Data records

☆ ☆ ☆ ☆ ☆

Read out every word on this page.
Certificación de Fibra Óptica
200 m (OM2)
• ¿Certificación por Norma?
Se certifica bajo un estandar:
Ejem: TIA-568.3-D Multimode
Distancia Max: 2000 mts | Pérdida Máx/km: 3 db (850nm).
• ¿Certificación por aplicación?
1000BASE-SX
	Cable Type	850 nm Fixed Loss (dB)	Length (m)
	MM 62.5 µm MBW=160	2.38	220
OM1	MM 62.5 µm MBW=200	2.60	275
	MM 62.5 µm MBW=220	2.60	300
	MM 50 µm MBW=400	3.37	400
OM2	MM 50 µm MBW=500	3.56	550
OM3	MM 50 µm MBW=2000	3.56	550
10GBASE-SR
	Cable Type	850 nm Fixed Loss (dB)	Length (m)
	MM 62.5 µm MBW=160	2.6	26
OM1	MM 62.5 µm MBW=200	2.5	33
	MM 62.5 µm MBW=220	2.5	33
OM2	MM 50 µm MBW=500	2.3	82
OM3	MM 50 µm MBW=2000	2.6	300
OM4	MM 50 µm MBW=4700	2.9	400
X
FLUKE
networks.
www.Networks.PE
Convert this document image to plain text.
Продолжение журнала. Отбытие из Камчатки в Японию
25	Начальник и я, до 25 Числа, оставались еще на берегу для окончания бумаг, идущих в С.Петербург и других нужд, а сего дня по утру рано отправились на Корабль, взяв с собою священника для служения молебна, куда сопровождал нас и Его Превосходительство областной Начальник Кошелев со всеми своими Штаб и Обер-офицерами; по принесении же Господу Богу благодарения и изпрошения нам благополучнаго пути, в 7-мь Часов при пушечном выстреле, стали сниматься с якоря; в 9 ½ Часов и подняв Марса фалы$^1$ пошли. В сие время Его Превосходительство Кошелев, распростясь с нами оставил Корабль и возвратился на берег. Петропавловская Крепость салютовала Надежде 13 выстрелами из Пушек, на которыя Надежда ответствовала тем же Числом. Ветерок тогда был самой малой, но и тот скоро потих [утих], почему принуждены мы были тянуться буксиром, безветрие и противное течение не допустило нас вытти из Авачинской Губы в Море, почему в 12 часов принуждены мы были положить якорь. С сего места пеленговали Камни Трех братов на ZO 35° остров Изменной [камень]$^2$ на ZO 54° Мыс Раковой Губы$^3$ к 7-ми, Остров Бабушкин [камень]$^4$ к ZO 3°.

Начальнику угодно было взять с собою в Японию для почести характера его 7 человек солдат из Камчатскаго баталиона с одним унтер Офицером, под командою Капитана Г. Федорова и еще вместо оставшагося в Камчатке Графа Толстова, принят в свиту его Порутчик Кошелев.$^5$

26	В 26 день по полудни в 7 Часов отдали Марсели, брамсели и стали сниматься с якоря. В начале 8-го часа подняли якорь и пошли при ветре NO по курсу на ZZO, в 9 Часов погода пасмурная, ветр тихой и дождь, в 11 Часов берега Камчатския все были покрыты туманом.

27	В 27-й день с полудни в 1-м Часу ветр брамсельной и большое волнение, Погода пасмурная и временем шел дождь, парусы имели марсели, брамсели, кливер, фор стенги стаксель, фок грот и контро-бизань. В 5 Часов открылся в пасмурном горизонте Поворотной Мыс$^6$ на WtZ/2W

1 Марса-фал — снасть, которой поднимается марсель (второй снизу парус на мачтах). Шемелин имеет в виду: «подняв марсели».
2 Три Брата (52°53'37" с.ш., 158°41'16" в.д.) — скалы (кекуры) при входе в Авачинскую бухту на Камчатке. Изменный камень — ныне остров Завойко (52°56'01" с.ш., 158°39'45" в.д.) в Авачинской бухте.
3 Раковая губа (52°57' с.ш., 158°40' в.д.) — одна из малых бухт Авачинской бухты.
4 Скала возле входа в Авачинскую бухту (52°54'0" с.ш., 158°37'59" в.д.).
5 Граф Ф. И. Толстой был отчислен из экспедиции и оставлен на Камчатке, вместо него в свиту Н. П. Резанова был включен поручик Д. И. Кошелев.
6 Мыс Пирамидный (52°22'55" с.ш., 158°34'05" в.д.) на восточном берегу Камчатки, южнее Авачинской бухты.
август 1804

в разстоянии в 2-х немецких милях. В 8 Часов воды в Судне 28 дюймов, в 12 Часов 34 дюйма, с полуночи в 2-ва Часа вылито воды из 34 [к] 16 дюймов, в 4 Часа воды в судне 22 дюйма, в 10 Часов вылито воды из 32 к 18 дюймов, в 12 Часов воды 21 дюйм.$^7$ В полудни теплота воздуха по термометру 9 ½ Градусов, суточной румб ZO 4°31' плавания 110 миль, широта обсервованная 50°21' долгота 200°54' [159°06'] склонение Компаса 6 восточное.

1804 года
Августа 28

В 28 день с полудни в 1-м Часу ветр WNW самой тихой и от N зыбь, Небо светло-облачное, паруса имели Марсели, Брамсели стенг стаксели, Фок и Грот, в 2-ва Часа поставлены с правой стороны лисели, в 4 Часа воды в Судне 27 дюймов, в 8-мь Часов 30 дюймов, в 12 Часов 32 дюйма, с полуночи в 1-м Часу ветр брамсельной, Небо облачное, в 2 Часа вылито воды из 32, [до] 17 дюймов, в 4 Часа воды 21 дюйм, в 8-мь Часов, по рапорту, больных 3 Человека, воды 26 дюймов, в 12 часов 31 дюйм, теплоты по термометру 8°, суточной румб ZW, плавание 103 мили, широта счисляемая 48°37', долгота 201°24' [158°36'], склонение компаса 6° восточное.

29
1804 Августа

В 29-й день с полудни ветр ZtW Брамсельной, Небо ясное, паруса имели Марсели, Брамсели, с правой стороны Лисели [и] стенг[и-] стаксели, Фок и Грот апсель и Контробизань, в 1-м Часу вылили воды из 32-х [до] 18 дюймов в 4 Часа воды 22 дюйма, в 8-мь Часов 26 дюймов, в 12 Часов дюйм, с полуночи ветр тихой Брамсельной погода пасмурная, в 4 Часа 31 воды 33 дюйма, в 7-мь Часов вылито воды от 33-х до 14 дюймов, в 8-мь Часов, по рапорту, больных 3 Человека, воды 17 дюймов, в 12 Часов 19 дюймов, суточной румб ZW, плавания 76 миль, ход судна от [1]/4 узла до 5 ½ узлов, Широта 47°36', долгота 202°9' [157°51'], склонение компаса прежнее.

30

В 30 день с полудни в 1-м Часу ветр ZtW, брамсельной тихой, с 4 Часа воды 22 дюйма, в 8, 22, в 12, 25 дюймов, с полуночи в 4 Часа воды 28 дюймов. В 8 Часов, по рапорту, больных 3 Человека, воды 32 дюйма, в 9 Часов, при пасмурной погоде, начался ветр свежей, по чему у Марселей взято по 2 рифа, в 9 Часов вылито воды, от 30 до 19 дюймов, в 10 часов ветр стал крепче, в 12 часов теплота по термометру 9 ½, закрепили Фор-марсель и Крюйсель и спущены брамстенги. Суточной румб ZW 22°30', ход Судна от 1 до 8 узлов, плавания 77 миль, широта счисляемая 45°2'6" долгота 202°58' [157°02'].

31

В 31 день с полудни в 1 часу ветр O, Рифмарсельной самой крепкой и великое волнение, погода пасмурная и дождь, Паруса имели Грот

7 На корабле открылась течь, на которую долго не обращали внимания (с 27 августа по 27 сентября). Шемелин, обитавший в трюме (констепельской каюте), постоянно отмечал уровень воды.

☆ ☆ ☆ ☆ ☆

YOUR OBJECTIVE:
Copy every line of the material, please, keeping it exactly the same.

WRITTEN SOLUTION:
Read out every word on this page.
Certificación de Fibra Óptica
200 m (OM2)
• ¿Certificación por Norma?
Se certifica bajo un estandar:
Ejem: TIA-568.3-D Multimode
Distancia Max: 2000 mts | Pérdida Máx/km: 3 db (850nm).
• ¿Certificación por aplicación?
1000BASE-SX
	Cable Type	850 nm Fixed Loss (dB)	Length (m)
	MM 62.5 µm MBW=160	2.38	220
OM1	MM 62.5 µm MBW=200	2.60	275
	MM 62.5 µm MBW=220	2.60	300
	MM 50 µm MBW=400	3.37	400
OM2	MM 50 µm MBW=500	3.56	550
OM3	MM 50 µm MBW=2000	3.56	550
10GBASE-SR
	Cable Type	850 nm Fixed Loss (dB)	Length (m)
	MM 62.5 µm MBW=160	2.6	26
OM1	MM 62.5 µm MBW=200	2.5	33
	MM 62.5 µm MBW=220	2.5	33
OM2	MM 50 µm MBW=500	2.3	82
OM3	MM 50 µm MBW=2000	2.6	300
OM4	MM 50 µm MBW=4700	2.9	400
X
FLUKE
networks.
www.Networks.PE
Convert this document image to plain text.
Продолжение журнала. Отбытие из Камчатки в Японию
25	Начальник и я, до 25 Числа, оставались еще на берегу для окончания бумаг, идущих в С.Петербург и других нужд, а сего дня по утру рано отправились на Корабль, взяв с собою священника для служения молебна, куда сопровождал нас и Его Превосходительство областной Начальник Кошелев со всеми своими Штаб и Обер-офицерами; по принесении же Господу Богу благодарения и изпрошения нам благополучнаго пути, в 7-мь Часов при пушечном выстреле, стали сниматься с якоря; в 9 ½ Часов и подняв Марса фалы$^1$ пошли. В сие время Его Превосходительство Кошелев, распростясь с нами оставил Корабль и возвратился на берег. Петропавловская Крепость салютовала Надежде 13 выстрелами из Пушек, на которыя Надежда ответствовала тем же Числом. Ветерок тогда был самой малой, но и тот скоро потих [утих], почему принуждены мы были тянуться буксиром, безветрие и противное течение не допустило нас вытти из Авачинской Губы в Море, почему в 12 часов принуждены мы были положить якорь. С сего места пеленговали Камни Трех братов на ZO 35° остров Изменной [камень]$^2$ на ZO 54° Мыс Раковой Губы$^3$ к 7-ми, Остров Бабушкин [камень]$^4$ к ZO 3°.

Начальнику угодно было взять с собою в Японию для почести характера его 7 человек солдат из Камчатскаго баталиона с одним унтер Офицером, под командою Капитана Г. Федорова и еще вместо оставшагося в Камчатке Графа Толстова, принят в свиту его Порутчик Кошелев.$^5$

26	В 26 день по полудни в 7 Часов отдали Марсели, брамсели и стали сниматься с якоря. В начале 8-го часа подняли якорь и пошли при ветре NO по курсу на ZZO, в 9 Часов погода пасмурная, ветр тихой и дождь, в 11 Часов берега Камчатския все были покрыты туманом.

27	В 27-й день с полудни в 1-м Часу ветр брамсельной и большое волнение, Погода пасмурная и временем шел дождь, парусы имели марсели, брамсели, кливер, фор стенги стаксель, фок грот и контро-бизань. В 5 Часов открылся в пасмурном горизонте Поворотной Мыс$^6$ на WtZ/2W

1 Марса-фал — снасть, которой поднимается марсель (второй снизу парус на мачтах). Шемелин имеет в виду: «подняв марсели».
2 Три Брата (52°53'37" с.ш., 158°41'16" в.д.) — скалы (кекуры) при входе в Авачинскую бухту на Камчатке. Изменный камень — ныне остров Завойко (52°56'01" с.ш., 158°39'45" в.д.) в Авачинской бухте.
3 Раковая губа (52°57' с.ш., 158°40' в.д.) — одна из малых бухт Авачинской бухты.
4 Скала возле входа в Авачинскую бухту (52°54'0" с.ш., 158°37'59" в.д.).
5 Граф Ф. И. Толстой был отчислен из экспедиции и оставлен на Камчатке, вместо него в свиту Н. П. Резанова был включен поручик Д. И. Кошелев.
6 Мыс Пирамидный (52°22'55" с.ш., 158°34'05" в.д.) на восточном берегу Камчатки, южнее Авачинской бухты.
август 1804

в разстоянии в 2-х немецких милях. В 8 Часов воды в Судне 28 дюймов, в 12 Часов 34 дюйма, с полуночи в 2-ва Часа вылито воды из 34 [к] 16 дюймов, в 4 Часа воды в судне 22 дюйма, в 10 Часов вылито воды из 32 к 18 дюймов, в 12 Часов воды 21 дюйм.$^7$ В полудни теплота воздуха по термометру 9 ½ Градусов, суточной румб ZO 4°31' плавания 110 миль, широта обсервованная 50°21' долгота 200°54' [159°06'] склонение Компаса 6 восточное.

1804 года
Августа 28

В 28 день с полудни в 1-м Часу ветр WNW самой тихой и от N зыбь, Небо светло-облачное, паруса имели Марсели, Брамсели стенг стаксели, Фок и Грот, в 2-ва Часа поставлены с правой стороны лисели, в 4 Часа воды в Судне 27 дюймов, в 8-мь Часов 30 дюймов, в 12 Часов 32 дюйма, с полуночи в 1-м Часу ветр брамсельной, Небо облачное, в 2 Часа вылито воды из 32, [до] 17 дюймов, в 4 Часа воды 21 дюйм, в 8-мь Часов, по рапорту, больных 3 Человека, воды 26 дюймов, в 12 часов 31 дюйм, теплоты по термометру 8°, суточной румб ZW, плавание 103 мили, широта счисляемая 48°37', долгота 201°24' [158°36'], склонение компаса 6° восточное.

29
1804 Августа

В 29-й день с полудни ветр ZtW Брамсельной, Небо ясное, паруса имели Марсели, Брамсели, с правой стороны Лисели [и] стенг[и-] стаксели, Фок и Грот апсель и Контробизань, в 1-м Часу вылили воды из 32-х [до] 18 дюймов в 4 Часа воды 22 дюйма, в 8-мь Часов 26 дюймов, в 12 Часов дюйм, с полуночи ветр тихой Брамсельной погода пасмурная, в 4 Часа 31 воды 33 дюйма, в 7-мь Часов вылито воды от 33-х до 14 дюймов, в 8-мь Часов, по рапорту, больных 3 Человека, воды 17 дюймов, в 12 Часов 19 дюймов, суточной румб ZW, плавания 76 миль, ход судна от [1]/4 узла до 5 ½ узлов, Широта 47°36', долгота 202°9' [157°51'], склонение компаса прежнее.

30

В 30 день с полудни в 1-м Часу ветр ZtW, брамсельной тихой, с 4 Часа воды 22 дюйма, в 8, 22, в 12, 25 дюймов, с полуночи в 4 Часа воды 28 дюймов. В 8 Часов, по рапорту, больных 3 Человека, воды 32 дюйма, в 9 Часов, при пасмурной погоде, начался ветр свежей, по чему у Марселей взято по 2 рифа, в 9 Часов вылито воды, от 30 до 19 дюймов, в 10 часов ветр стал крепче, в 12 часов теплота по термометру 9 ½, закрепили Фор-марсель и Крюйсель и спущены брамстенги. Суточной румб ZW 22°30', ход Судна от 1 до 8 узлов, плавания 77 миль, широта счисляемая 45°2'6" долгота 202°58' [157°02'].

31

В 31 день с полудни в 1 часу ветр O, Рифмарсельной самой крепкой и великое волнение, погода пасмурная и дождь, Паруса имели Грот

7 На корабле открылась течь, на которую долго не обращали внимания (с 27 августа по 27 сентября). Шемелин, обитавший в трюме (констепельской каюте), постоянно отмечал уровень воды.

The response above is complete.